# Exercise directions
Repeat what the lines below say, word for word, and skip every image.

(Lines of data)
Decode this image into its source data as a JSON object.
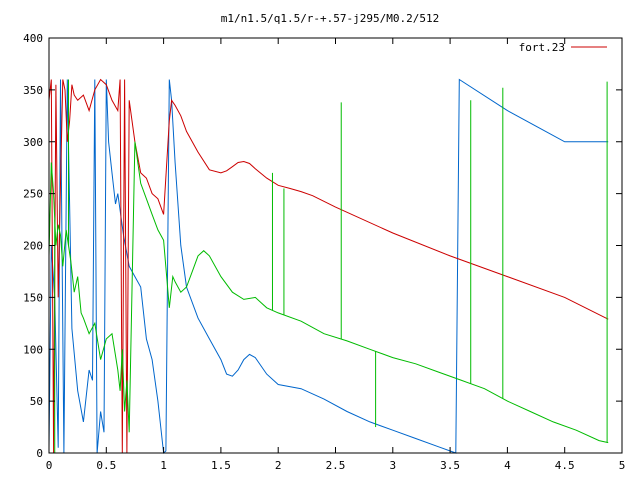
{
  "chart_data": {
    "type": "line",
    "title": "m1/n1.5/q1.5/r-+.57-j295/M0.2/512",
    "xlabel": "",
    "ylabel": "",
    "xlim": [
      0,
      5
    ],
    "ylim": [
      0,
      400
    ],
    "x_ticks": [
      0,
      0.5,
      1,
      1.5,
      2,
      2.5,
      3,
      3.5,
      4,
      4.5,
      5
    ],
    "x_tick_labels": [
      "0",
      "0.5",
      "1",
      "1.5",
      "2",
      "2.5",
      "3",
      "3.5",
      "4",
      "4.5",
      "5"
    ],
    "y_ticks": [
      0,
      50,
      100,
      150,
      200,
      250,
      300,
      350,
      400
    ],
    "y_tick_labels": [
      "0",
      "50",
      "100",
      "150",
      "200",
      "250",
      "300",
      "350",
      "400"
    ],
    "grid": false,
    "legend": {
      "position": "top-right",
      "entries": [
        {
          "label": "fort.23",
          "color": "#cc0000"
        }
      ]
    },
    "series": [
      {
        "name": "fort.23",
        "color": "#cc0000",
        "x": [
          0.0,
          0.02,
          0.04,
          0.06,
          0.08,
          0.1,
          0.12,
          0.14,
          0.16,
          0.18,
          0.2,
          0.22,
          0.25,
          0.3,
          0.35,
          0.4,
          0.45,
          0.5,
          0.55,
          0.6,
          0.62,
          0.64,
          0.66,
          0.68,
          0.7,
          0.75,
          0.8,
          0.85,
          0.9,
          0.95,
          1.0,
          1.05,
          1.07,
          1.1,
          1.15,
          1.2,
          1.3,
          1.4,
          1.5,
          1.55,
          1.6,
          1.65,
          1.7,
          1.75,
          1.8,
          1.9,
          2.0,
          2.1,
          2.2,
          2.3,
          2.5,
          3.0,
          3.5,
          4.0,
          4.5,
          4.88
        ],
        "y": [
          340,
          360,
          0,
          355,
          150,
          260,
          360,
          350,
          300,
          320,
          355,
          345,
          340,
          345,
          330,
          350,
          360,
          355,
          340,
          330,
          360,
          0,
          360,
          0,
          340,
          300,
          270,
          265,
          250,
          245,
          230,
          320,
          340,
          335,
          325,
          310,
          290,
          273,
          270,
          272,
          276,
          280,
          281,
          279,
          274,
          265,
          258,
          255,
          252,
          248,
          237,
          212,
          190,
          170,
          150,
          129
        ]
      },
      {
        "name": "",
        "color": "#00bb00",
        "x": [
          0.0,
          0.02,
          0.04,
          0.06,
          0.08,
          0.1,
          0.12,
          0.15,
          0.17,
          0.19,
          0.22,
          0.25,
          0.28,
          0.3,
          0.35,
          0.4,
          0.45,
          0.5,
          0.55,
          0.6,
          0.62,
          0.64,
          0.66,
          0.68,
          0.7,
          0.75,
          0.8,
          0.85,
          0.9,
          0.95,
          1.0,
          1.05,
          1.08,
          1.1,
          1.15,
          1.2,
          1.25,
          1.3,
          1.35,
          1.4,
          1.5,
          1.6,
          1.7,
          1.8,
          1.85,
          1.9,
          2.0,
          2.2,
          2.4,
          2.6,
          2.8,
          3.0,
          3.2,
          3.4,
          3.6,
          3.8,
          4.0,
          4.2,
          4.4,
          4.6,
          4.8,
          4.88
        ],
        "y": [
          190,
          280,
          250,
          200,
          220,
          210,
          180,
          215,
          200,
          185,
          155,
          170,
          135,
          130,
          115,
          125,
          90,
          110,
          115,
          80,
          60,
          100,
          40,
          70,
          20,
          300,
          260,
          245,
          230,
          215,
          205,
          140,
          170,
          165,
          155,
          160,
          175,
          190,
          195,
          190,
          170,
          155,
          148,
          150,
          145,
          140,
          135,
          127,
          115,
          108,
          100,
          92,
          86,
          78,
          70,
          62,
          50,
          40,
          30,
          22,
          12,
          10
        ],
        "spikes": [
          {
            "x": 0.05,
            "y": 0
          },
          {
            "x": 0.17,
            "y": 360
          },
          {
            "x": 1.95,
            "y": 270
          },
          {
            "x": 2.05,
            "y": 255
          },
          {
            "x": 2.55,
            "y": 338
          },
          {
            "x": 2.85,
            "y": 25
          },
          {
            "x": 3.68,
            "y": 340
          },
          {
            "x": 3.96,
            "y": 352
          },
          {
            "x": 4.87,
            "y": 358
          }
        ]
      },
      {
        "name": "",
        "color": "#0066cc",
        "x": [
          0.0,
          0.02,
          0.05,
          0.08,
          0.1,
          0.13,
          0.16,
          0.2,
          0.25,
          0.3,
          0.35,
          0.38,
          0.4,
          0.42,
          0.45,
          0.48,
          0.5,
          0.52,
          0.55,
          0.58,
          0.6,
          0.65,
          0.7,
          0.75,
          0.8,
          0.85,
          0.9,
          0.95,
          1.0,
          1.02,
          1.05,
          1.07,
          1.1,
          1.15,
          1.2,
          1.3,
          1.4,
          1.5,
          1.55,
          1.6,
          1.65,
          1.7,
          1.75,
          1.8,
          1.9,
          2.0,
          2.2,
          2.4,
          2.6,
          2.8,
          3.0,
          3.2,
          3.4,
          3.55,
          3.58,
          4.0,
          4.5,
          4.88
        ],
        "y": [
          5,
          200,
          150,
          5,
          360,
          0,
          360,
          120,
          60,
          30,
          80,
          70,
          360,
          0,
          40,
          20,
          360,
          300,
          270,
          240,
          250,
          210,
          180,
          170,
          160,
          110,
          90,
          50,
          0,
          2,
          360,
          340,
          280,
          200,
          160,
          130,
          110,
          90,
          76,
          74,
          80,
          90,
          95,
          92,
          76,
          66,
          62,
          52,
          40,
          30,
          22,
          14,
          6,
          0,
          360,
          330,
          300,
          300
        ]
      }
    ]
  }
}
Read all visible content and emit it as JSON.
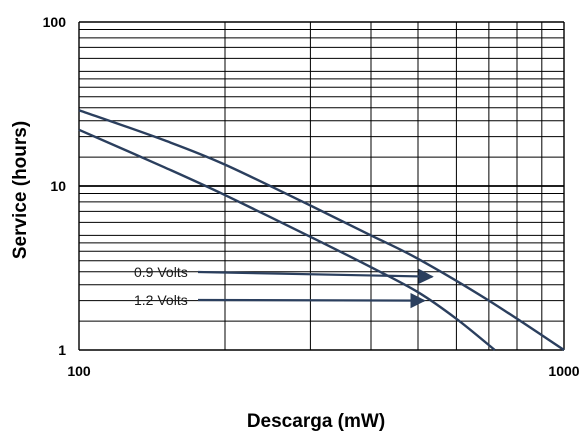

# Response
Decode this image into its source data as a JSON object.
{
  "chart_data": {
    "type": "line",
    "title": "m1/n1.5/q1.5/r-+.57-j295/M0.2/512",
    "xlabel": "",
    "ylabel": "",
    "xlim": [
      0,
      5
    ],
    "ylim": [
      0,
      400
    ],
    "x_ticks": [
      0,
      0.5,
      1,
      1.5,
      2,
      2.5,
      3,
      3.5,
      4,
      4.5,
      5
    ],
    "x_tick_labels": [
      "0",
      "0.5",
      "1",
      "1.5",
      "2",
      "2.5",
      "3",
      "3.5",
      "4",
      "4.5",
      "5"
    ],
    "y_ticks": [
      0,
      50,
      100,
      150,
      200,
      250,
      300,
      350,
      400
    ],
    "y_tick_labels": [
      "0",
      "50",
      "100",
      "150",
      "200",
      "250",
      "300",
      "350",
      "400"
    ],
    "grid": false,
    "legend": {
      "position": "top-right",
      "entries": [
        {
          "label": "fort.23",
          "color": "#cc0000"
        }
      ]
    },
    "series": [
      {
        "name": "fort.23",
        "color": "#cc0000",
        "x": [
          0.0,
          0.02,
          0.04,
          0.06,
          0.08,
          0.1,
          0.12,
          0.14,
          0.16,
          0.18,
          0.2,
          0.22,
          0.25,
          0.3,
          0.35,
          0.4,
          0.45,
          0.5,
          0.55,
          0.6,
          0.62,
          0.64,
          0.66,
          0.68,
          0.7,
          0.75,
          0.8,
          0.85,
          0.9,
          0.95,
          1.0,
          1.05,
          1.07,
          1.1,
          1.15,
          1.2,
          1.3,
          1.4,
          1.5,
          1.55,
          1.6,
          1.65,
          1.7,
          1.75,
          1.8,
          1.9,
          2.0,
          2.1,
          2.2,
          2.3,
          2.5,
          3.0,
          3.5,
          4.0,
          4.5,
          4.88
        ],
        "y": [
          340,
          360,
          0,
          355,
          150,
          260,
          360,
          350,
          300,
          320,
          355,
          345,
          340,
          345,
          330,
          350,
          360,
          355,
          340,
          330,
          360,
          0,
          360,
          0,
          340,
          300,
          270,
          265,
          250,
          245,
          230,
          320,
          340,
          335,
          325,
          310,
          290,
          273,
          270,
          272,
          276,
          280,
          281,
          279,
          274,
          265,
          258,
          255,
          252,
          248,
          237,
          212,
          190,
          170,
          150,
          129
        ]
      },
      {
        "name": "",
        "color": "#00bb00",
        "x": [
          0.0,
          0.02,
          0.04,
          0.06,
          0.08,
          0.1,
          0.12,
          0.15,
          0.17,
          0.19,
          0.22,
          0.25,
          0.28,
          0.3,
          0.35,
          0.4,
          0.45,
          0.5,
          0.55,
          0.6,
          0.62,
          0.64,
          0.66,
          0.68,
          0.7,
          0.75,
          0.8,
          0.85,
          0.9,
          0.95,
          1.0,
          1.05,
          1.08,
          1.1,
          1.15,
          1.2,
          1.25,
          1.3,
          1.35,
          1.4,
          1.5,
          1.6,
          1.7,
          1.8,
          1.85,
          1.9,
          2.0,
          2.2,
          2.4,
          2.6,
          2.8,
          3.0,
          3.2,
          3.4,
          3.6,
          3.8,
          4.0,
          4.2,
          4.4,
          4.6,
          4.8,
          4.88
        ],
        "y": [
          190,
          280,
          250,
          200,
          220,
          210,
          180,
          215,
          200,
          185,
          155,
          170,
          135,
          130,
          115,
          125,
          90,
          110,
          115,
          80,
          60,
          100,
          40,
          70,
          20,
          300,
          260,
          245,
          230,
          215,
          205,
          140,
          170,
          165,
          155,
          160,
          175,
          190,
          195,
          190,
          170,
          155,
          148,
          150,
          145,
          140,
          135,
          127,
          115,
          108,
          100,
          92,
          86,
          78,
          70,
          62,
          50,
          40,
          30,
          22,
          12,
          10
        ],
        "spikes": [
          {
            "x": 0.05,
            "y": 0
          },
          {
            "x": 0.17,
            "y": 360
          },
          {
            "x": 1.95,
            "y": 270
          },
          {
            "x": 2.05,
            "y": 255
          },
          {
            "x": 2.55,
            "y": 338
          },
          {
            "x": 2.85,
            "y": 25
          },
          {
            "x": 3.68,
            "y": 340
          },
          {
            "x": 3.96,
            "y": 352
          },
          {
            "x": 4.87,
            "y": 358
          }
        ]
      },
      {
        "name": "",
        "color": "#0066cc",
        "x": [
          0.0,
          0.02,
          0.05,
          0.08,
          0.1,
          0.13,
          0.16,
          0.2,
          0.25,
          0.3,
          0.35,
          0.38,
          0.4,
          0.42,
          0.45,
          0.48,
          0.5,
          0.52,
          0.55,
          0.58,
          0.6,
          0.65,
          0.7,
          0.75,
          0.8,
          0.85,
          0.9,
          0.95,
          1.0,
          1.02,
          1.05,
          1.07,
          1.1,
          1.15,
          1.2,
          1.3,
          1.4,
          1.5,
          1.55,
          1.6,
          1.65,
          1.7,
          1.75,
          1.8,
          1.9,
          2.0,
          2.2,
          2.4,
          2.6,
          2.8,
          3.0,
          3.2,
          3.4,
          3.55,
          3.58,
          4.0,
          4.5,
          4.88
        ],
        "y": [
          5,
          200,
          150,
          5,
          360,
          0,
          360,
          120,
          60,
          30,
          80,
          70,
          360,
          0,
          40,
          20,
          360,
          300,
          270,
          240,
          250,
          210,
          180,
          170,
          160,
          110,
          90,
          50,
          0,
          2,
          360,
          340,
          280,
          200,
          160,
          130,
          110,
          90,
          76,
          74,
          80,
          90,
          95,
          92,
          76,
          66,
          62,
          52,
          40,
          30,
          22,
          14,
          6,
          0,
          360,
          330,
          300,
          300
        ]
      }
    ]
  }
}
Read all visible content and emit it as JSON.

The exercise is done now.